**** Records provided
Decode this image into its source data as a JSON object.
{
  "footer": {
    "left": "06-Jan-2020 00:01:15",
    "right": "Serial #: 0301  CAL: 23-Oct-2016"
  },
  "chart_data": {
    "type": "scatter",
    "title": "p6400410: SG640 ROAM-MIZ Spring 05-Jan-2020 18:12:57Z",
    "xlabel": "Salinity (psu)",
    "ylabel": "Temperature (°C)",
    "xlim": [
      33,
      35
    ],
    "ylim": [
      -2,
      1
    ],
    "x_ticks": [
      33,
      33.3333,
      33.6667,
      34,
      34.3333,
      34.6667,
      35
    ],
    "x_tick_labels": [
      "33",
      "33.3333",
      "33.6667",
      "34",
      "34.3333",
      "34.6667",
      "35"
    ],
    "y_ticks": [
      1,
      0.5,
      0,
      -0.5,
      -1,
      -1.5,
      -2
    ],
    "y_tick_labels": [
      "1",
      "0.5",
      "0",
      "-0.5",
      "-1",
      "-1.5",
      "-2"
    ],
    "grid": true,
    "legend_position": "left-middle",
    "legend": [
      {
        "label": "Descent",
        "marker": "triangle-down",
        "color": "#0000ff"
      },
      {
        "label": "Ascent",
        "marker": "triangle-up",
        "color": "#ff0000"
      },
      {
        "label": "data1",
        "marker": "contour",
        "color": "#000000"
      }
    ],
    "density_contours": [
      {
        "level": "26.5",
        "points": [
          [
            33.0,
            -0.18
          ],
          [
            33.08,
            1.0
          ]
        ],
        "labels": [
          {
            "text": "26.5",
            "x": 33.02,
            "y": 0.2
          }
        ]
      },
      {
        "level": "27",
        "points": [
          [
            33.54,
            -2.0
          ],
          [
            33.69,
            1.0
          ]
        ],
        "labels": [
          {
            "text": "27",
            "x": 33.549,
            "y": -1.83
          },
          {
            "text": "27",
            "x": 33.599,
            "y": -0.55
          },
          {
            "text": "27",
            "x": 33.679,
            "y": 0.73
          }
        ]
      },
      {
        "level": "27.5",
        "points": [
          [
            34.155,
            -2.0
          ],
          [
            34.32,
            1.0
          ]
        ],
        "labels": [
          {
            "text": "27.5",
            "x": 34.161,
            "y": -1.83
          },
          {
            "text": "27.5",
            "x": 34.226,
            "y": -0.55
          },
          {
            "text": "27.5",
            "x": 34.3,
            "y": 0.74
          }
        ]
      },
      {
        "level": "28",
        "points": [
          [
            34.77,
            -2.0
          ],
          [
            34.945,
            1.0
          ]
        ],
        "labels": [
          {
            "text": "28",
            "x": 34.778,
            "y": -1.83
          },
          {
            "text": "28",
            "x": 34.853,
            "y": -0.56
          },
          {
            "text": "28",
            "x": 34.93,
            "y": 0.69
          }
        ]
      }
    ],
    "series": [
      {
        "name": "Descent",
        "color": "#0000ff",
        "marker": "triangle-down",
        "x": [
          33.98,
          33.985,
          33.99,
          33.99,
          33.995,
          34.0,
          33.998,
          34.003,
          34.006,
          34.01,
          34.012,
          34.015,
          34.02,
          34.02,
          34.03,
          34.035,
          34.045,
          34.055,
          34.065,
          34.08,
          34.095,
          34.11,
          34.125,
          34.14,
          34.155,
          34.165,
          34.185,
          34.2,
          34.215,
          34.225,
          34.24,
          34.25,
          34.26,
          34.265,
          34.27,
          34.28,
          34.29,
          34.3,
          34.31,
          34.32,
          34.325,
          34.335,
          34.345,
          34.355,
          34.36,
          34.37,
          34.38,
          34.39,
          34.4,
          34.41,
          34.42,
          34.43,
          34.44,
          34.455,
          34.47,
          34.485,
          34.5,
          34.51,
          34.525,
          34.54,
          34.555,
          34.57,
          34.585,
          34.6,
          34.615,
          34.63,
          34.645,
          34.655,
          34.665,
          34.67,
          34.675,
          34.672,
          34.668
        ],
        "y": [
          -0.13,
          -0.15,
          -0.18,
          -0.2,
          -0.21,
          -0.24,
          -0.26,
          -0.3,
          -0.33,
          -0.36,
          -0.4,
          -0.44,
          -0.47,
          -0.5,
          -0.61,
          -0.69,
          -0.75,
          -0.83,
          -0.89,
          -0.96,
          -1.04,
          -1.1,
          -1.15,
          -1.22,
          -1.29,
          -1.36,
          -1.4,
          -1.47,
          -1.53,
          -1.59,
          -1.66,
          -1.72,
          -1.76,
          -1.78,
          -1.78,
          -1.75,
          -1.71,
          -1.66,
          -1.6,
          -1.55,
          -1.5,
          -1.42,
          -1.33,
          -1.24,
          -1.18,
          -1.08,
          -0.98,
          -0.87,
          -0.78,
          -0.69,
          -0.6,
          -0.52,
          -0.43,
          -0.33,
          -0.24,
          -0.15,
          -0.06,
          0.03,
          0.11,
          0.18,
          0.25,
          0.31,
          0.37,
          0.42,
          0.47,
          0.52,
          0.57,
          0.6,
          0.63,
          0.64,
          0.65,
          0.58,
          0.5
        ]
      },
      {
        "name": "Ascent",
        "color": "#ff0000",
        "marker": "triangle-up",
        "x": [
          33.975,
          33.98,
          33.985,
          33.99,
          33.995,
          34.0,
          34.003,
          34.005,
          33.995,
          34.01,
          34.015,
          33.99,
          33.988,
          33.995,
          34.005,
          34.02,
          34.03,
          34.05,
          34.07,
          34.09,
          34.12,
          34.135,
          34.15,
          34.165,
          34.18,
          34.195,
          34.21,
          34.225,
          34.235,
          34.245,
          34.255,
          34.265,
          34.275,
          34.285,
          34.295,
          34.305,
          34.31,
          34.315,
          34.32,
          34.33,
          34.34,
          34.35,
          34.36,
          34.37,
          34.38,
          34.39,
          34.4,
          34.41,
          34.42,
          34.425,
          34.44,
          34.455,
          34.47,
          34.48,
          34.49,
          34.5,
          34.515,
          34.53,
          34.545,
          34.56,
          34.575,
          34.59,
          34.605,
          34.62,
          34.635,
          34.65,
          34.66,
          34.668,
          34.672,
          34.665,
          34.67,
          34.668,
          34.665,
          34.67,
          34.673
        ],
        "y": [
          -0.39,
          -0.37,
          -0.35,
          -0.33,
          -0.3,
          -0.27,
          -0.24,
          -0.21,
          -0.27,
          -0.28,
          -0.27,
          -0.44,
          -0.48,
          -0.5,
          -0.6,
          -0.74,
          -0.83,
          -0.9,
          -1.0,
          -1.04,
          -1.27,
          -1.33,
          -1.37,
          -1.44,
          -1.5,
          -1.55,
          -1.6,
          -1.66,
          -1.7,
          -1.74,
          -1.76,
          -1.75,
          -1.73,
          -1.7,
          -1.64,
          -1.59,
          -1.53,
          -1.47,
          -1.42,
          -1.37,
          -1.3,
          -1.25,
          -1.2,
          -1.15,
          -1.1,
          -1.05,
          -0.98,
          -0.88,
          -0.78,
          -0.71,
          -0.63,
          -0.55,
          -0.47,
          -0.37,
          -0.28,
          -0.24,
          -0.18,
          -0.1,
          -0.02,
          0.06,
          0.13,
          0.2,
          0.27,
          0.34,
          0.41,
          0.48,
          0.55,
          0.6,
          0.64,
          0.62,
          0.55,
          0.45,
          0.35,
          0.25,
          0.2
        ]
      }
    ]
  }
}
********
Repeat all the entries exactly as given.

Decode this image into its source data as a JSON object.
{
  "footer": {
    "left": "06-Jan-2020 00:01:15",
    "right": "Serial #: 0301  CAL: 23-Oct-2016"
  },
  "chart_data": {
    "type": "scatter",
    "title": "p6400410: SG640 ROAM-MIZ Spring 05-Jan-2020 18:12:57Z",
    "xlabel": "Salinity (psu)",
    "ylabel": "Temperature (°C)",
    "xlim": [
      33,
      35
    ],
    "ylim": [
      -2,
      1
    ],
    "x_ticks": [
      33,
      33.3333,
      33.6667,
      34,
      34.3333,
      34.6667,
      35
    ],
    "x_tick_labels": [
      "33",
      "33.3333",
      "33.6667",
      "34",
      "34.3333",
      "34.6667",
      "35"
    ],
    "y_ticks": [
      1,
      0.5,
      0,
      -0.5,
      -1,
      -1.5,
      -2
    ],
    "y_tick_labels": [
      "1",
      "0.5",
      "0",
      "-0.5",
      "-1",
      "-1.5",
      "-2"
    ],
    "grid": true,
    "legend_position": "left-middle",
    "legend": [
      {
        "label": "Descent",
        "marker": "triangle-down",
        "color": "#0000ff"
      },
      {
        "label": "Ascent",
        "marker": "triangle-up",
        "color": "#ff0000"
      },
      {
        "label": "data1",
        "marker": "contour",
        "color": "#000000"
      }
    ],
    "density_contours": [
      {
        "level": "26.5",
        "points": [
          [
            33.0,
            -0.18
          ],
          [
            33.08,
            1.0
          ]
        ],
        "labels": [
          {
            "text": "26.5",
            "x": 33.02,
            "y": 0.2
          }
        ]
      },
      {
        "level": "27",
        "points": [
          [
            33.54,
            -2.0
          ],
          [
            33.69,
            1.0
          ]
        ],
        "labels": [
          {
            "text": "27",
            "x": 33.549,
            "y": -1.83
          },
          {
            "text": "27",
            "x": 33.599,
            "y": -0.55
          },
          {
            "text": "27",
            "x": 33.679,
            "y": 0.73
          }
        ]
      },
      {
        "level": "27.5",
        "points": [
          [
            34.155,
            -2.0
          ],
          [
            34.32,
            1.0
          ]
        ],
        "labels": [
          {
            "text": "27.5",
            "x": 34.161,
            "y": -1.83
          },
          {
            "text": "27.5",
            "x": 34.226,
            "y": -0.55
          },
          {
            "text": "27.5",
            "x": 34.3,
            "y": 0.74
          }
        ]
      },
      {
        "level": "28",
        "points": [
          [
            34.77,
            -2.0
          ],
          [
            34.945,
            1.0
          ]
        ],
        "labels": [
          {
            "text": "28",
            "x": 34.778,
            "y": -1.83
          },
          {
            "text": "28",
            "x": 34.853,
            "y": -0.56
          },
          {
            "text": "28",
            "x": 34.93,
            "y": 0.69
          }
        ]
      }
    ],
    "series": [
      {
        "name": "Descent",
        "color": "#0000ff",
        "marker": "triangle-down",
        "x": [
          33.98,
          33.985,
          33.99,
          33.99,
          33.995,
          34.0,
          33.998,
          34.003,
          34.006,
          34.01,
          34.012,
          34.015,
          34.02,
          34.02,
          34.03,
          34.035,
          34.045,
          34.055,
          34.065,
          34.08,
          34.095,
          34.11,
          34.125,
          34.14,
          34.155,
          34.165,
          34.185,
          34.2,
          34.215,
          34.225,
          34.24,
          34.25,
          34.26,
          34.265,
          34.27,
          34.28,
          34.29,
          34.3,
          34.31,
          34.32,
          34.325,
          34.335,
          34.345,
          34.355,
          34.36,
          34.37,
          34.38,
          34.39,
          34.4,
          34.41,
          34.42,
          34.43,
          34.44,
          34.455,
          34.47,
          34.485,
          34.5,
          34.51,
          34.525,
          34.54,
          34.555,
          34.57,
          34.585,
          34.6,
          34.615,
          34.63,
          34.645,
          34.655,
          34.665,
          34.67,
          34.675,
          34.672,
          34.668
        ],
        "y": [
          -0.13,
          -0.15,
          -0.18,
          -0.2,
          -0.21,
          -0.24,
          -0.26,
          -0.3,
          -0.33,
          -0.36,
          -0.4,
          -0.44,
          -0.47,
          -0.5,
          -0.61,
          -0.69,
          -0.75,
          -0.83,
          -0.89,
          -0.96,
          -1.04,
          -1.1,
          -1.15,
          -1.22,
          -1.29,
          -1.36,
          -1.4,
          -1.47,
          -1.53,
          -1.59,
          -1.66,
          -1.72,
          -1.76,
          -1.78,
          -1.78,
          -1.75,
          -1.71,
          -1.66,
          -1.6,
          -1.55,
          -1.5,
          -1.42,
          -1.33,
          -1.24,
          -1.18,
          -1.08,
          -0.98,
          -0.87,
          -0.78,
          -0.69,
          -0.6,
          -0.52,
          -0.43,
          -0.33,
          -0.24,
          -0.15,
          -0.06,
          0.03,
          0.11,
          0.18,
          0.25,
          0.31,
          0.37,
          0.42,
          0.47,
          0.52,
          0.57,
          0.6,
          0.63,
          0.64,
          0.65,
          0.58,
          0.5
        ]
      },
      {
        "name": "Ascent",
        "color": "#ff0000",
        "marker": "triangle-up",
        "x": [
          33.975,
          33.98,
          33.985,
          33.99,
          33.995,
          34.0,
          34.003,
          34.005,
          33.995,
          34.01,
          34.015,
          33.99,
          33.988,
          33.995,
          34.005,
          34.02,
          34.03,
          34.05,
          34.07,
          34.09,
          34.12,
          34.135,
          34.15,
          34.165,
          34.18,
          34.195,
          34.21,
          34.225,
          34.235,
          34.245,
          34.255,
          34.265,
          34.275,
          34.285,
          34.295,
          34.305,
          34.31,
          34.315,
          34.32,
          34.33,
          34.34,
          34.35,
          34.36,
          34.37,
          34.38,
          34.39,
          34.4,
          34.41,
          34.42,
          34.425,
          34.44,
          34.455,
          34.47,
          34.48,
          34.49,
          34.5,
          34.515,
          34.53,
          34.545,
          34.56,
          34.575,
          34.59,
          34.605,
          34.62,
          34.635,
          34.65,
          34.66,
          34.668,
          34.672,
          34.665,
          34.67,
          34.668,
          34.665,
          34.67,
          34.673
        ],
        "y": [
          -0.39,
          -0.37,
          -0.35,
          -0.33,
          -0.3,
          -0.27,
          -0.24,
          -0.21,
          -0.27,
          -0.28,
          -0.27,
          -0.44,
          -0.48,
          -0.5,
          -0.6,
          -0.74,
          -0.83,
          -0.9,
          -1.0,
          -1.04,
          -1.27,
          -1.33,
          -1.37,
          -1.44,
          -1.5,
          -1.55,
          -1.6,
          -1.66,
          -1.7,
          -1.74,
          -1.76,
          -1.75,
          -1.73,
          -1.7,
          -1.64,
          -1.59,
          -1.53,
          -1.47,
          -1.42,
          -1.37,
          -1.3,
          -1.25,
          -1.2,
          -1.15,
          -1.1,
          -1.05,
          -0.98,
          -0.88,
          -0.78,
          -0.71,
          -0.63,
          -0.55,
          -0.47,
          -0.37,
          -0.28,
          -0.24,
          -0.18,
          -0.1,
          -0.02,
          0.06,
          0.13,
          0.2,
          0.27,
          0.34,
          0.41,
          0.48,
          0.55,
          0.6,
          0.64,
          0.62,
          0.55,
          0.45,
          0.35,
          0.25,
          0.2
        ]
      }
    ]
  }
}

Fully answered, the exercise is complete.